_SUPPLIED INFORMATION:_

------------------------------------------------

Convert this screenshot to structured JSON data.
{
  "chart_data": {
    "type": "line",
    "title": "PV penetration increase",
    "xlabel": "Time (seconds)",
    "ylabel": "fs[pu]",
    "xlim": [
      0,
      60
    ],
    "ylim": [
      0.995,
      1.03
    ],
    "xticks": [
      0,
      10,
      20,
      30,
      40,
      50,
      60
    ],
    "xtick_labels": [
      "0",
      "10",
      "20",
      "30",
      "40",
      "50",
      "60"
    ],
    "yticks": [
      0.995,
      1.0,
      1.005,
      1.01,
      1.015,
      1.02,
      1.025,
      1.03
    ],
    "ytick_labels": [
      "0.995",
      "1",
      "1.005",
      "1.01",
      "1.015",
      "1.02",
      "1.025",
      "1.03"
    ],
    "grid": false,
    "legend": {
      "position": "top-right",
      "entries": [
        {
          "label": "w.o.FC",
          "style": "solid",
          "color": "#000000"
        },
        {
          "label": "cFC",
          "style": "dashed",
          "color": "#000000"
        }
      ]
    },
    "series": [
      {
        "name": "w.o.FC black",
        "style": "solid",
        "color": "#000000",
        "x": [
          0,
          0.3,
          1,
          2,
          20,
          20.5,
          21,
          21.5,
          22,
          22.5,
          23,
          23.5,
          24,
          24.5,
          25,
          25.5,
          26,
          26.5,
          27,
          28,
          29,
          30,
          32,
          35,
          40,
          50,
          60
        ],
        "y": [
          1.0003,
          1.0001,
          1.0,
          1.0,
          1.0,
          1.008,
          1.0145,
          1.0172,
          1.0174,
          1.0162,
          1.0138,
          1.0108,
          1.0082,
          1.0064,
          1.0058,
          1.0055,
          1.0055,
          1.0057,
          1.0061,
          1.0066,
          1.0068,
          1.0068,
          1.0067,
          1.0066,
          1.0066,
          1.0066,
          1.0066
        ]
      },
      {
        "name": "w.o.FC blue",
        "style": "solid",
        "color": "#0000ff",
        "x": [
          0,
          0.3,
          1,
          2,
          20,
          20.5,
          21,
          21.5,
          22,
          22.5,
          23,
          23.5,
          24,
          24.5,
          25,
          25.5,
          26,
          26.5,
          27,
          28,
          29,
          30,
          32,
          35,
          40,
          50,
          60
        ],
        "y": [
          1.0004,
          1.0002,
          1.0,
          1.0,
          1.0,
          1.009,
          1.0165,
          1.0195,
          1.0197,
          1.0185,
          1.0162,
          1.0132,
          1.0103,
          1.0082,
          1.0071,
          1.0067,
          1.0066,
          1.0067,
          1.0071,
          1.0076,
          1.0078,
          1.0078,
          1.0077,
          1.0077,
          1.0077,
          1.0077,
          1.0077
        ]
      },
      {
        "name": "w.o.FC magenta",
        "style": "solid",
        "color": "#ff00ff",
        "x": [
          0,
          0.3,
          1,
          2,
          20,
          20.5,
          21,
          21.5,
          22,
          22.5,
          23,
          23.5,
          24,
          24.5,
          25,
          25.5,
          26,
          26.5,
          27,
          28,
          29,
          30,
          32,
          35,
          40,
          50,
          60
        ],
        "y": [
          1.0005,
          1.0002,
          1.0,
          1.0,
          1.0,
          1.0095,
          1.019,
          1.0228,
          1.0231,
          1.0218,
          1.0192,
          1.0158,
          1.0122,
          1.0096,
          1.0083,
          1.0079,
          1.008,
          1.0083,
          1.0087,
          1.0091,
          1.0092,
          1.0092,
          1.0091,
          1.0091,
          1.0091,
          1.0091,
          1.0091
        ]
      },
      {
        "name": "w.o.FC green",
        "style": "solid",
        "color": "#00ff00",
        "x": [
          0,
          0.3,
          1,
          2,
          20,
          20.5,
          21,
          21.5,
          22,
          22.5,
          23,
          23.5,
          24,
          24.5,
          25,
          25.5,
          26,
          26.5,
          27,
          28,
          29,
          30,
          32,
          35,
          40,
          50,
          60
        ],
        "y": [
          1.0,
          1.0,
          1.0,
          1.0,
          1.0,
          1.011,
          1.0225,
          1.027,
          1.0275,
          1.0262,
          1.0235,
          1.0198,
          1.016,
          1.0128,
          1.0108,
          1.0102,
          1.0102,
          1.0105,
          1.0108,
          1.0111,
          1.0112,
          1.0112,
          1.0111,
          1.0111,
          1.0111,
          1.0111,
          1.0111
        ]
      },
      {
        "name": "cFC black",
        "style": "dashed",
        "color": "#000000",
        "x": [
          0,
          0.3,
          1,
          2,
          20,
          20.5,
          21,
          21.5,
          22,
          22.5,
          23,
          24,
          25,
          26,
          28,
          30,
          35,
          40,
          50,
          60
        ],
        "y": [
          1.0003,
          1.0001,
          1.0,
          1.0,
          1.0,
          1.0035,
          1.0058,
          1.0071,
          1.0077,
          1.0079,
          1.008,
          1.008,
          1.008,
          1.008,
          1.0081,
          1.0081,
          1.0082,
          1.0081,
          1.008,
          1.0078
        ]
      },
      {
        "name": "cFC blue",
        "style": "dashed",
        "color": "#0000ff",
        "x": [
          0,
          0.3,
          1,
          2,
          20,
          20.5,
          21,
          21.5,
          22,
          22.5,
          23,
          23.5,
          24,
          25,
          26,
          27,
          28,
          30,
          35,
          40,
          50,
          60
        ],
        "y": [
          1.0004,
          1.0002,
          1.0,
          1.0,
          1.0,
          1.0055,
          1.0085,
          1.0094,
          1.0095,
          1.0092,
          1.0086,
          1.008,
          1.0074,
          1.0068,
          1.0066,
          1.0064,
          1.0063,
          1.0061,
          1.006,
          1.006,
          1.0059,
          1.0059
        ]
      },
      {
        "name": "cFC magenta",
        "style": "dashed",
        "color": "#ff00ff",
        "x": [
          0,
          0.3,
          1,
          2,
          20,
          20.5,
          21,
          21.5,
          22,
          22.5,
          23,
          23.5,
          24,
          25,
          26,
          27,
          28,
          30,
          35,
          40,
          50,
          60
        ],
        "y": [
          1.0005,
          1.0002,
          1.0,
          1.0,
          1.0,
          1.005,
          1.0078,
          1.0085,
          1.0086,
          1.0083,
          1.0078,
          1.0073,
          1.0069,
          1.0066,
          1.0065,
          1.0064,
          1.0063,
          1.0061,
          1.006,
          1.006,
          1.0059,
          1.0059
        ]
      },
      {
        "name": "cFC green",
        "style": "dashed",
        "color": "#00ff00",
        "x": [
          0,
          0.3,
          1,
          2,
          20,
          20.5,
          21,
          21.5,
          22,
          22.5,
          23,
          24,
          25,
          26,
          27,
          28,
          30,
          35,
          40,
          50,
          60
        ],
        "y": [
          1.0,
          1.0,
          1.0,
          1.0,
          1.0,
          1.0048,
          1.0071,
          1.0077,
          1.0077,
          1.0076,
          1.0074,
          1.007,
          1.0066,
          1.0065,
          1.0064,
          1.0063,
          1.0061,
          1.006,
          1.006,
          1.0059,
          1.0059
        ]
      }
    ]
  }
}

------------------------------------------------

_WORK TO BE COMPLETED:_
Find all lines where the word "name" appears. Copy them.

_REPLY TO THE EXERCISE:_
        "name": "w.o.FC black",
        "name": "w.o.FC blue",
        "name": "w.o.FC magenta",
        "name": "w.o.FC green",
        "name": "cFC black",
        "name": "cFC blue",
        "name": "cFC magenta",
        "name": "cFC green",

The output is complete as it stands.